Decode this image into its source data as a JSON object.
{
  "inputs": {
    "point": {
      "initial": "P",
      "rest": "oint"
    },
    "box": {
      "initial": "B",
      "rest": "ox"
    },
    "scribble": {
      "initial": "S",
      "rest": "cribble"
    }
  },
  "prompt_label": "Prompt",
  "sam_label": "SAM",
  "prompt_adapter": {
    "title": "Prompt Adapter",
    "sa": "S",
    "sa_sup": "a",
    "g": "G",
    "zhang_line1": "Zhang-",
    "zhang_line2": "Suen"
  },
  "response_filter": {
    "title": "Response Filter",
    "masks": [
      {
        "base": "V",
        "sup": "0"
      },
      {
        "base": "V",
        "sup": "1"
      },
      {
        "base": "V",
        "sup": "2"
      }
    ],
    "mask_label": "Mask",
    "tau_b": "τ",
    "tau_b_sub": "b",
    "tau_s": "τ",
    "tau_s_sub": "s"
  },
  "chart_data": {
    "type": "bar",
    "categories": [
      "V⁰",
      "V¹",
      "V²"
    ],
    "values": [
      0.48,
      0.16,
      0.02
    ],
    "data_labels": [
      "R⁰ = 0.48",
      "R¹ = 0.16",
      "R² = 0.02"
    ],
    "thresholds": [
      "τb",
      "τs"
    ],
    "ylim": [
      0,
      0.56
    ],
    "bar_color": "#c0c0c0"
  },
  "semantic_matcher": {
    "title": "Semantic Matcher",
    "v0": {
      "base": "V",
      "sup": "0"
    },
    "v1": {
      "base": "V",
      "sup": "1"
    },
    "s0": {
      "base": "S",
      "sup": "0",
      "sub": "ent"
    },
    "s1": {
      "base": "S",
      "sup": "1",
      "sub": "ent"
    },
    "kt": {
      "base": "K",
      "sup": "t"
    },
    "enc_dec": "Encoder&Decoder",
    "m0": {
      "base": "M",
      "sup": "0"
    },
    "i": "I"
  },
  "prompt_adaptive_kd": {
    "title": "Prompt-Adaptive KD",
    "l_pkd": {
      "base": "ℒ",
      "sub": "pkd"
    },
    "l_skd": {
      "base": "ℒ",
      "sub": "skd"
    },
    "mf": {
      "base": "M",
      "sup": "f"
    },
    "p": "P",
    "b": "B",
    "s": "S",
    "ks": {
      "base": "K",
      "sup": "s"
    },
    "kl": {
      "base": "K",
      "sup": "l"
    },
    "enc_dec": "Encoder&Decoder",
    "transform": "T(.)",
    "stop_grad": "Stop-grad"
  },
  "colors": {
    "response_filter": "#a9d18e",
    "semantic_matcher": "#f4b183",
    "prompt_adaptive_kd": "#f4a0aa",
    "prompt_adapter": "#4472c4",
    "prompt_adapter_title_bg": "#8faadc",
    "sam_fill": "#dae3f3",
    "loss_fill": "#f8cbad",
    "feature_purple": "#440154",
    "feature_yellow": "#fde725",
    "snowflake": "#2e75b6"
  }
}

##############################

## INSTRUCTIONS TO FOLLOW
Restate the whole of the material exactly.

## SOLUTION TO THE EXERCISE
Decode this image into its source data as a JSON object.
{
  "inputs": {
    "point": {
      "initial": "P",
      "rest": "oint"
    },
    "box": {
      "initial": "B",
      "rest": "ox"
    },
    "scribble": {
      "initial": "S",
      "rest": "cribble"
    }
  },
  "prompt_label": "Prompt",
  "sam_label": "SAM",
  "prompt_adapter": {
    "title": "Prompt Adapter",
    "sa": "S",
    "sa_sup": "a",
    "g": "G",
    "zhang_line1": "Zhang-",
    "zhang_line2": "Suen"
  },
  "response_filter": {
    "title": "Response Filter",
    "masks": [
      {
        "base": "V",
        "sup": "0"
      },
      {
        "base": "V",
        "sup": "1"
      },
      {
        "base": "V",
        "sup": "2"
      }
    ],
    "mask_label": "Mask",
    "tau_b": "τ",
    "tau_b_sub": "b",
    "tau_s": "τ",
    "tau_s_sub": "s"
  },
  "chart_data": {
    "type": "bar",
    "categories": [
      "V⁰",
      "V¹",
      "V²"
    ],
    "values": [
      0.48,
      0.16,
      0.02
    ],
    "data_labels": [
      "R⁰ = 0.48",
      "R¹ = 0.16",
      "R² = 0.02"
    ],
    "thresholds": [
      "τb",
      "τs"
    ],
    "ylim": [
      0,
      0.56
    ],
    "bar_color": "#c0c0c0"
  },
  "semantic_matcher": {
    "title": "Semantic Matcher",
    "v0": {
      "base": "V",
      "sup": "0"
    },
    "v1": {
      "base": "V",
      "sup": "1"
    },
    "s0": {
      "base": "S",
      "sup": "0",
      "sub": "ent"
    },
    "s1": {
      "base": "S",
      "sup": "1",
      "sub": "ent"
    },
    "kt": {
      "base": "K",
      "sup": "t"
    },
    "enc_dec": "Encoder&Decoder",
    "m0": {
      "base": "M",
      "sup": "0"
    },
    "i": "I"
  },
  "prompt_adaptive_kd": {
    "title": "Prompt-Adaptive KD",
    "l_pkd": {
      "base": "ℒ",
      "sub": "pkd"
    },
    "l_skd": {
      "base": "ℒ",
      "sub": "skd"
    },
    "mf": {
      "base": "M",
      "sup": "f"
    },
    "p": "P",
    "b": "B",
    "s": "S",
    "ks": {
      "base": "K",
      "sup": "s"
    },
    "kl": {
      "base": "K",
      "sup": "l"
    },
    "enc_dec": "Encoder&Decoder",
    "transform": "T(.)",
    "stop_grad": "Stop-grad"
  },
  "colors": {
    "response_filter": "#a9d18e",
    "semantic_matcher": "#f4b183",
    "prompt_adaptive_kd": "#f4a0aa",
    "prompt_adapter": "#4472c4",
    "prompt_adapter_title_bg": "#8faadc",
    "sam_fill": "#dae3f3",
    "loss_fill": "#f8cbad",
    "feature_purple": "#440154",
    "feature_yellow": "#fde725",
    "snowflake": "#2e75b6"
  }
}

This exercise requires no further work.